— BEGIN —

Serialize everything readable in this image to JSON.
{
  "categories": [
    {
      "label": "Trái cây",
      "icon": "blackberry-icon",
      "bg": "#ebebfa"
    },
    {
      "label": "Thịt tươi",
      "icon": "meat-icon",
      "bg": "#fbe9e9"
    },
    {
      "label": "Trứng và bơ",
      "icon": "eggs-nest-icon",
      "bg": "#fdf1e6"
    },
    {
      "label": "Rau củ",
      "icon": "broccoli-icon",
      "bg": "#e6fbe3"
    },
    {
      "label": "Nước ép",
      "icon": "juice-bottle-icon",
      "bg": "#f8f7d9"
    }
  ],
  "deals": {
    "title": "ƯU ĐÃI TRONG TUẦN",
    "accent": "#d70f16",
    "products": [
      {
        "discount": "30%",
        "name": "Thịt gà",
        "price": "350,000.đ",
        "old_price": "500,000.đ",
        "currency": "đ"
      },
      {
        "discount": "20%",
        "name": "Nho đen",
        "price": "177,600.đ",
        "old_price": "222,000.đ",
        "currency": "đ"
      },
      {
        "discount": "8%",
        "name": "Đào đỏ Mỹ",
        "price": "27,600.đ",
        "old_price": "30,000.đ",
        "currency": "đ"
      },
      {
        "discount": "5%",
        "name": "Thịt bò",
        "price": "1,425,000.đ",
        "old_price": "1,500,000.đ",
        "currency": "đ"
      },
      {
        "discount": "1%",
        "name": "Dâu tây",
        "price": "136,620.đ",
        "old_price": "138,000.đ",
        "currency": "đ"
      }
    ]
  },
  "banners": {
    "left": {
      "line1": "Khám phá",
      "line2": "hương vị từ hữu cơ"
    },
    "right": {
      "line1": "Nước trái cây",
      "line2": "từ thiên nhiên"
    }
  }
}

— END —

=== Written instruction ===
State how many lines of the material contain the string "label", with no other words.

=== Result below ===
5